▸ Chart and figure data:

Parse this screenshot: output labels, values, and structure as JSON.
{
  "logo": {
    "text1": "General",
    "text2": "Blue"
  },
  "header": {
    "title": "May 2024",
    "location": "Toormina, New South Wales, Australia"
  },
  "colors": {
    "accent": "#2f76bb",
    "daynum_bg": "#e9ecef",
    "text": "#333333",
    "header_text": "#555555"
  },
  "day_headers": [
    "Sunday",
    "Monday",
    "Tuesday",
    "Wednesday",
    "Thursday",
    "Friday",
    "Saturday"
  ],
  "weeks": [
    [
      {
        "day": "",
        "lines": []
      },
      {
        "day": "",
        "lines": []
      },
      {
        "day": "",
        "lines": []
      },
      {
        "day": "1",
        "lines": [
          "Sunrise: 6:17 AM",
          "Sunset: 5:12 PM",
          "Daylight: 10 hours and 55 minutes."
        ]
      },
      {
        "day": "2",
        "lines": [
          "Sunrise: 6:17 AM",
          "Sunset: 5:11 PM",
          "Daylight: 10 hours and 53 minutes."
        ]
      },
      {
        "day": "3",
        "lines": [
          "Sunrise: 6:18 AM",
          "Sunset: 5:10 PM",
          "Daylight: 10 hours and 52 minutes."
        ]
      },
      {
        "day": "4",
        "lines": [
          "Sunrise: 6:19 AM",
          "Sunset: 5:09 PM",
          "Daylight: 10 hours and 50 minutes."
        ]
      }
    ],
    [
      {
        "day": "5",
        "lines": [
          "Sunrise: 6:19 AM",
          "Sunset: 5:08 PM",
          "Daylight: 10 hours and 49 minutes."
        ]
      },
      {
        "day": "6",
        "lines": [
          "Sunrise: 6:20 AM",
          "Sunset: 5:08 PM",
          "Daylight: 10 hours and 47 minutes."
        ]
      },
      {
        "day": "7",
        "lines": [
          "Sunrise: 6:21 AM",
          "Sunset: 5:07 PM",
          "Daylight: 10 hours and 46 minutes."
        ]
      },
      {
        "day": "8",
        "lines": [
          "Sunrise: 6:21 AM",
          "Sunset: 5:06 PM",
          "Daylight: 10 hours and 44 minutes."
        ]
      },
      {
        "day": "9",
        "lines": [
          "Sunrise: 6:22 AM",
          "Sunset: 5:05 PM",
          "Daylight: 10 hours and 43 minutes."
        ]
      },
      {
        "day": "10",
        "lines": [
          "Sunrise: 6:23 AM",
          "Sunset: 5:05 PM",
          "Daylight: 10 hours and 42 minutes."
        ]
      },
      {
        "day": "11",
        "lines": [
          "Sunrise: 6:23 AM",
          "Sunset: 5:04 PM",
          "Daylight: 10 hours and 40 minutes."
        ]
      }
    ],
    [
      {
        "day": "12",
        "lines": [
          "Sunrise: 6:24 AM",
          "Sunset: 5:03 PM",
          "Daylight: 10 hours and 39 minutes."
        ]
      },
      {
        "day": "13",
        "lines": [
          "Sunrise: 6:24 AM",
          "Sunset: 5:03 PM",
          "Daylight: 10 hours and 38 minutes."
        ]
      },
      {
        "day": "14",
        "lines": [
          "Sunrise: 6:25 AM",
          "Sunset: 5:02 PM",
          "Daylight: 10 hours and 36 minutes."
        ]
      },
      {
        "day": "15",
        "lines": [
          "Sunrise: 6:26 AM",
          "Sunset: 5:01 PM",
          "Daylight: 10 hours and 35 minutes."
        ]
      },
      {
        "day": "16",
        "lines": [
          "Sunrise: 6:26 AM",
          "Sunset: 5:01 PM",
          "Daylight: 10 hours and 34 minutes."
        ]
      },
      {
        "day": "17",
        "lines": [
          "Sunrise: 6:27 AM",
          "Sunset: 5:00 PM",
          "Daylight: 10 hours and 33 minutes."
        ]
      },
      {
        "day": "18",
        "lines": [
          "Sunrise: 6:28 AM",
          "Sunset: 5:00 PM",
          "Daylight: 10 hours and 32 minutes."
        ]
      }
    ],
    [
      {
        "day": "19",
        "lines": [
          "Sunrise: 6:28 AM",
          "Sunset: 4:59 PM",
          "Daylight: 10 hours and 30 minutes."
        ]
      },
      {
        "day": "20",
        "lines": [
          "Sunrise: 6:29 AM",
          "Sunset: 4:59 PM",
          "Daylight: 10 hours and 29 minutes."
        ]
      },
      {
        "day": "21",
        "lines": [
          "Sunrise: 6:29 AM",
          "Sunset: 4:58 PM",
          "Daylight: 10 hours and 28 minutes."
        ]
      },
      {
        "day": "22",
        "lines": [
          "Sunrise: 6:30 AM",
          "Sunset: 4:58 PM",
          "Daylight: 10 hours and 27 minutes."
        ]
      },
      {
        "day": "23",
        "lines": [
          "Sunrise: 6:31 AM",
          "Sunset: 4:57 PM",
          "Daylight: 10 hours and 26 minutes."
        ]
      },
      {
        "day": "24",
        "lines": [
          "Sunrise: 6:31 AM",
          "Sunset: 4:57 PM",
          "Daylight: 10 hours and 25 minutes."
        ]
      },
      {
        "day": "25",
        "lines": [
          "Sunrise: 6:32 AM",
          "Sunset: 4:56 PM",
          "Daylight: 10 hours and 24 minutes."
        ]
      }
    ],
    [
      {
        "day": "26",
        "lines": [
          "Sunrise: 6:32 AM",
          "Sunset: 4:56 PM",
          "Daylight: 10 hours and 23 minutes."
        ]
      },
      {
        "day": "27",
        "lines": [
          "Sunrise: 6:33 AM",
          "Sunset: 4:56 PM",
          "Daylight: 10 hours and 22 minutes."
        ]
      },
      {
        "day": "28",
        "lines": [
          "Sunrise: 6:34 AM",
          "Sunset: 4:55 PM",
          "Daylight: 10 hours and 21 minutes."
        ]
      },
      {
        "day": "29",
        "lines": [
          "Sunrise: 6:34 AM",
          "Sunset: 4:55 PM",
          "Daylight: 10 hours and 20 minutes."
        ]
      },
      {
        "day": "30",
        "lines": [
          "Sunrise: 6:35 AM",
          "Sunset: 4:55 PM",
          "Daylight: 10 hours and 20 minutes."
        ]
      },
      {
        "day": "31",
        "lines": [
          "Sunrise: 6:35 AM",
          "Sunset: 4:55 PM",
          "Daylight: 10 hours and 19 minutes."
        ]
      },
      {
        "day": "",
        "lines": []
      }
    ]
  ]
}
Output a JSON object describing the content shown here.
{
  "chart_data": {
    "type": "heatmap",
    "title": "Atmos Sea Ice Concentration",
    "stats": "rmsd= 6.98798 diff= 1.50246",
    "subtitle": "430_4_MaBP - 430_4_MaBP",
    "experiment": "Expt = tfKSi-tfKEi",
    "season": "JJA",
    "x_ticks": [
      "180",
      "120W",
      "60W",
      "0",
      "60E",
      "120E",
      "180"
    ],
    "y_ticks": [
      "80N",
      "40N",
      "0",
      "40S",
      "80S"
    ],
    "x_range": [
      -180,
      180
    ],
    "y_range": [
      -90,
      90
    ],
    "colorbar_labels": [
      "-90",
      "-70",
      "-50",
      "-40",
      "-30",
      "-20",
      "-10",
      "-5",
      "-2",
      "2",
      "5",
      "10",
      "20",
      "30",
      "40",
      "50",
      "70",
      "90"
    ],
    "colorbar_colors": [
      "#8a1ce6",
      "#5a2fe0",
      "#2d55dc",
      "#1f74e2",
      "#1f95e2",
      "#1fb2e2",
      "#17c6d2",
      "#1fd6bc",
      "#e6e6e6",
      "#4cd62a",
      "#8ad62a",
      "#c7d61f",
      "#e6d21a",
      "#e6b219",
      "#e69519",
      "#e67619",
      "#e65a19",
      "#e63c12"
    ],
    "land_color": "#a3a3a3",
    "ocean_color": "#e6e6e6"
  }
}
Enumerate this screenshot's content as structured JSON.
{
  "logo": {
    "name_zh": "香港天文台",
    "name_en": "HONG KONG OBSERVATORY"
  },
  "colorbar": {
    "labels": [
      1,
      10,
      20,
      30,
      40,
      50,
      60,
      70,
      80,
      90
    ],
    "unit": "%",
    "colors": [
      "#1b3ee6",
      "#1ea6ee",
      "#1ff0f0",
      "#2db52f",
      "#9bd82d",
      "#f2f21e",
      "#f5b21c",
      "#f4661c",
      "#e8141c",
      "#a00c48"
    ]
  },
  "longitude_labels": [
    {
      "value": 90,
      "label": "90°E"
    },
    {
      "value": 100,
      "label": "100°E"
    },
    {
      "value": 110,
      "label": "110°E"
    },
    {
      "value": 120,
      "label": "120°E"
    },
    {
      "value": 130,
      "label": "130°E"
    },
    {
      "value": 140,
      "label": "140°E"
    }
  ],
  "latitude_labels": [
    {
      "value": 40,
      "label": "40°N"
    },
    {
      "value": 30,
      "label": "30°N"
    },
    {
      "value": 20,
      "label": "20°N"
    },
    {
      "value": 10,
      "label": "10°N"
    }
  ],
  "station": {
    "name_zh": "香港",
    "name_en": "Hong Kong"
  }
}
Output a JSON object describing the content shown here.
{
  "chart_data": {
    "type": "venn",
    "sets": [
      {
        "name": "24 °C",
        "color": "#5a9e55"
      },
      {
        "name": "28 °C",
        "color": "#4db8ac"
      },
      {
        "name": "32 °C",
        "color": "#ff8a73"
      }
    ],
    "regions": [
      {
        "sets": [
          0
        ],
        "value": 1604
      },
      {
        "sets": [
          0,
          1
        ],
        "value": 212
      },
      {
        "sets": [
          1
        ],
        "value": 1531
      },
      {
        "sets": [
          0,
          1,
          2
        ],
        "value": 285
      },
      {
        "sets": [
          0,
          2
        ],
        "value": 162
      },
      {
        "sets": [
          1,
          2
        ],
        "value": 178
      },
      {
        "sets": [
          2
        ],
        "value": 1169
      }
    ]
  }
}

▸ Aim: Pick out each line containing "screenshot" and report it.

▸ Problem solution:
Parse this screenshot: output labels, values, and structure as JSON.
Enumerate this screenshot's content as structured JSON.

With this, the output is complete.